Text block:
• • •
Last Tuesday, New York Attorney General Eliot Spitzer announced another eye-popping settlement with two firms implicated in his ongoing investigation of trading abuses in the mutual fund industry.

The latest shoes to drop belonged to the soon-to-merge Bank of America (NYSE:BAC) and FleetBoston Financial (NYSE:FBF). Together, the two agreed to pony up more than half a billion dollars in restitution and penalties and to -- get this -- trim the costs of their mutual funds over the next five years to the tune of $160 million.

The attorney general's office estimates a sum total of the settlement, which the Securities and Exchange Commission helped negotiate, in the neighborhood of $675 million. That would be the most extracted in the unfolding scandal and a serious chunk of change commensurate with the substance of the allegations.

I couldn't be more pleased. My work in the industry, lately with our just-launched Motley Fool Champion Funds, brings me into contact with fund managers and fund investors alike. The vast majority of both groups are decent, honest people, and the few bad apples have hurt everyone involved -- though admittedly in different ways.

Keep in mind, Bank of America's Nations Funds unit was singled out in Spitzer's initial complaint for allowing late trading, and let's be clear: Unlike market timing, which is unethical but not necessarily illegal, late trading is against the law. Spitzer even likens the practice, by which privileged investors buy or sell funds after the 4 p.m. close, to betting on yesterday's horse races.
• • •
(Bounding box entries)
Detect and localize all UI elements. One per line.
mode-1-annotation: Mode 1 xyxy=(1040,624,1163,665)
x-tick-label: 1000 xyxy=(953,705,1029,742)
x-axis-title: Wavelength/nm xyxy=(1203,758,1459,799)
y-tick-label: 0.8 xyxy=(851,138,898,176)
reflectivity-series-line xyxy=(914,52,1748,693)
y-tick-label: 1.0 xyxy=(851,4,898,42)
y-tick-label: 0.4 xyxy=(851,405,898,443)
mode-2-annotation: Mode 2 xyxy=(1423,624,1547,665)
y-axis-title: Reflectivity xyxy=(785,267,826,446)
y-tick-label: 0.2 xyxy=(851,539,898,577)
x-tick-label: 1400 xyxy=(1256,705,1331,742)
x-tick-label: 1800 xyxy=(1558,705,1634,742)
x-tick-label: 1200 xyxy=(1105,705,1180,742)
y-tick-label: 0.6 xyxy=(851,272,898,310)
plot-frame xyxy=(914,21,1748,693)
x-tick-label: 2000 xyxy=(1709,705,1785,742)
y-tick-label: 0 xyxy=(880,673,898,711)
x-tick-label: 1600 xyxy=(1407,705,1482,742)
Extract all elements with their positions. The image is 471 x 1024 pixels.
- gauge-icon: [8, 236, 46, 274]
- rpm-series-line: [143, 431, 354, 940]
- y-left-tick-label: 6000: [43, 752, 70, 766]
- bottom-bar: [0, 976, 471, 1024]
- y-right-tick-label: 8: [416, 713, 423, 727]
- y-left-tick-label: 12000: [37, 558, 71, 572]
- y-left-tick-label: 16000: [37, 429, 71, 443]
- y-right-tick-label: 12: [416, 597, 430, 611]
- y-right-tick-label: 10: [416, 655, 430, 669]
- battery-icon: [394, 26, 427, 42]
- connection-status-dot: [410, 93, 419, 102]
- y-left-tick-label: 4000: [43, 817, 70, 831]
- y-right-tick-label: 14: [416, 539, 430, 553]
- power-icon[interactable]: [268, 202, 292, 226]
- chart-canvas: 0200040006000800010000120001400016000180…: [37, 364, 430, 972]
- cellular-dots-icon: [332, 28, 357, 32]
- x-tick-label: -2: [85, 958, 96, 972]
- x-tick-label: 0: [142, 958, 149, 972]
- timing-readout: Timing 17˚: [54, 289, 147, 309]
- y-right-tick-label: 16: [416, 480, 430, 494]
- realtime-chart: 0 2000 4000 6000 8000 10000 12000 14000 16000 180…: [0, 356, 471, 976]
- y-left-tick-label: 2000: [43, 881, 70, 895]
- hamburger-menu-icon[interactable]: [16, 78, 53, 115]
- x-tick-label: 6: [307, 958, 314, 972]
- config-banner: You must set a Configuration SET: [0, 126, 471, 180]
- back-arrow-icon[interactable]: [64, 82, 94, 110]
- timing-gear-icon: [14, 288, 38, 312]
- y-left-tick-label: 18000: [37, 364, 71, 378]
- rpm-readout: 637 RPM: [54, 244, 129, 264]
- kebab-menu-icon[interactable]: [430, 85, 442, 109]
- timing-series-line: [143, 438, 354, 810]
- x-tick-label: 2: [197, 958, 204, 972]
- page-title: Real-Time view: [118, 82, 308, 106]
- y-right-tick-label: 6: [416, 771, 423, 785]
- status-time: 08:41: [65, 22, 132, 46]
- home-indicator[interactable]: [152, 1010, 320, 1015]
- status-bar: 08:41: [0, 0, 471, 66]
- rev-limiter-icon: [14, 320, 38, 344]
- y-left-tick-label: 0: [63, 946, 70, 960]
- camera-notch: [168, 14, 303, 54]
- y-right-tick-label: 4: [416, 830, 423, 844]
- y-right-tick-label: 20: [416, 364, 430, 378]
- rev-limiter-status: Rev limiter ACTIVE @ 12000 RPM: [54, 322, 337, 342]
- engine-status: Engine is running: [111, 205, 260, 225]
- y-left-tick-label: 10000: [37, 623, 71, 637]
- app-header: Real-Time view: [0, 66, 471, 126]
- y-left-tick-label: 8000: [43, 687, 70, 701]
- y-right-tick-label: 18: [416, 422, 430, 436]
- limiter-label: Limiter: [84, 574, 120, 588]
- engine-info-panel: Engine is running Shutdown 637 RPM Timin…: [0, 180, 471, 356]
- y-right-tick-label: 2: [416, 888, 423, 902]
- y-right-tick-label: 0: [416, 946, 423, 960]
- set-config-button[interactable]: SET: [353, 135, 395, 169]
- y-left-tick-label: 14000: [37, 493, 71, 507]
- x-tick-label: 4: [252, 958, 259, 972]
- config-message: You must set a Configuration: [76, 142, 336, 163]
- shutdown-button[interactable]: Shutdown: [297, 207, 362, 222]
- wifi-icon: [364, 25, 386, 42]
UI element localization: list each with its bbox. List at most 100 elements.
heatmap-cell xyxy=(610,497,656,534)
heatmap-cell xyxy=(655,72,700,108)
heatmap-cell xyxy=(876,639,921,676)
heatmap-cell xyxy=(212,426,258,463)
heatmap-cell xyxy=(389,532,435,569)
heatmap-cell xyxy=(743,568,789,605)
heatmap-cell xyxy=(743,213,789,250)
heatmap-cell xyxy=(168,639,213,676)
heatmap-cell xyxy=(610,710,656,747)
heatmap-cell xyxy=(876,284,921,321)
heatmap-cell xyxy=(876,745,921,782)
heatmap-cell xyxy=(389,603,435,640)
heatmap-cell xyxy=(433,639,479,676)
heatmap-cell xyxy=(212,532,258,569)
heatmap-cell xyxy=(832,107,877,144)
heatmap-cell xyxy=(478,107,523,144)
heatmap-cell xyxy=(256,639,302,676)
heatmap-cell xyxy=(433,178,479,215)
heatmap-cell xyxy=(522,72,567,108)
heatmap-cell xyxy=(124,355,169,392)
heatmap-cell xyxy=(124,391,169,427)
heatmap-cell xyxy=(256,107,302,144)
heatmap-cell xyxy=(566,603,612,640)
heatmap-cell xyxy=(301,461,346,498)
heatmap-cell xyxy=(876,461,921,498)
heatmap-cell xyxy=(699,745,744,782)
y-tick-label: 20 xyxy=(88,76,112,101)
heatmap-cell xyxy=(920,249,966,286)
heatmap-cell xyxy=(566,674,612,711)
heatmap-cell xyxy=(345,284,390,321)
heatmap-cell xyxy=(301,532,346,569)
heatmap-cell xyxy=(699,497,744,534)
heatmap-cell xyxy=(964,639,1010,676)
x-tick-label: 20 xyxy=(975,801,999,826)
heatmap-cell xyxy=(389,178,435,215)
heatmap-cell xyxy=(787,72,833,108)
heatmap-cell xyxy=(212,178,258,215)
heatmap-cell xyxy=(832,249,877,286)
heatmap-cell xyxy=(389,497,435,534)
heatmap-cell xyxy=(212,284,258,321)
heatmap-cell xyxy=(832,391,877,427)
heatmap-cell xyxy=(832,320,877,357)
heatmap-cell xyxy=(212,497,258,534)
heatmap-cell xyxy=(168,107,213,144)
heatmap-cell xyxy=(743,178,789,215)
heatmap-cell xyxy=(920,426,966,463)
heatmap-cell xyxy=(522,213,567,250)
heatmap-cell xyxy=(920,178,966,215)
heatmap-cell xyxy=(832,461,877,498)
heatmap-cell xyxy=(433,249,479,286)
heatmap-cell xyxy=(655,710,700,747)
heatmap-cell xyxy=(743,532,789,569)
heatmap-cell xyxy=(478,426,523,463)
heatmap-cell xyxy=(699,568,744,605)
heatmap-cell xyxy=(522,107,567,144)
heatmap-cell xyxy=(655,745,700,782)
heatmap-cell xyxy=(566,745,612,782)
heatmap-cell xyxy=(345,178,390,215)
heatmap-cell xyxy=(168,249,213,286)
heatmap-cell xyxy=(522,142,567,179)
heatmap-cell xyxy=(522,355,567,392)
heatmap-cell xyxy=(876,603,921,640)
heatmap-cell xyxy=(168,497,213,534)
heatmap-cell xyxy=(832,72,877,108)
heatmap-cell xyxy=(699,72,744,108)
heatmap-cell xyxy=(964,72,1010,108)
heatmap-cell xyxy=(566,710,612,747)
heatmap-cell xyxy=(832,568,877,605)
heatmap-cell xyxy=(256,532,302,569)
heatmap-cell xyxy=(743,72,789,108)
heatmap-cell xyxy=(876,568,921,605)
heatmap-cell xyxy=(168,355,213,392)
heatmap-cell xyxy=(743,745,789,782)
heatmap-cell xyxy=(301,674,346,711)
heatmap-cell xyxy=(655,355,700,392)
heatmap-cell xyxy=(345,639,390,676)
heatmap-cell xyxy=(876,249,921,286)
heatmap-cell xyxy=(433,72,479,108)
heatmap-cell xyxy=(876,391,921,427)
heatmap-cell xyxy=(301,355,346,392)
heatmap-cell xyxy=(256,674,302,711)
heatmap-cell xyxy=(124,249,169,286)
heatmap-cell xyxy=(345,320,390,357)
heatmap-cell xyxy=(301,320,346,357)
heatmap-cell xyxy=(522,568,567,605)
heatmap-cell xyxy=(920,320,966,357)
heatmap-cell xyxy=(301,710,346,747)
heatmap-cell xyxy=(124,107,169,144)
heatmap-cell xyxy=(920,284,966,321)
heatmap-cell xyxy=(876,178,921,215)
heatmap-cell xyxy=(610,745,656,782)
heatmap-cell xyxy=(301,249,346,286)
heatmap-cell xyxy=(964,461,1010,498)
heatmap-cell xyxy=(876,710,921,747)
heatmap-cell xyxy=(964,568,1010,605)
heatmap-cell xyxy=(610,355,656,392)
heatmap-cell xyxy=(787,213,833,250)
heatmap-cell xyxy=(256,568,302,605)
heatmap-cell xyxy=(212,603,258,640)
• • •
Aim: Reproduce the article on the Bank of America and FleetBoston mutual fund settlement word for word, in full.

Solution to the problem:
Last Tuesday, New York Attorney General Eliot Spitzer announced another eye-popping settlement with two firms implicated in his ongoing investigation of trading abuses in the mutual fund industry.

The latest shoes to drop belonged to the soon-to-merge Bank of America (NYSE:BAC) and FleetBoston Financial (NYSE:FBF). Together, the two agreed to pony up more than half a billion dollars in restitution and penalties and to -- get this -- trim the costs of their mutual funds over the next five years to the tune of $160 million.

The attorney general's office estimates a sum total of the settlement, which the Securities and Exchange Commission helped negotiate, in the neighborhood of $675 million. That would be the most extracted in the unfolding scandal and a serious chunk of change commensurate with the substance of the allegations.

I couldn't be more pleased. My work in the industry, lately with our just-launched Motley Fool Champion Funds, brings me into contact with fund managers and fund investors alike. The vast majority of both groups are decent, honest people, and the few bad apples have hurt everyone involved -- though admittedly in different ways.

Keep in mind, Bank of America's Nations Funds unit was singled out in Spitzer's initial complaint for allowing late trading, and let's be clear: Unlike market timing, which is unethical but not necessarily illegal, late trading is against the law. Spitzer even likens the practice, by which privileged investors buy or sell funds after the 4 p.m. close, to betting on yesterday's horse races.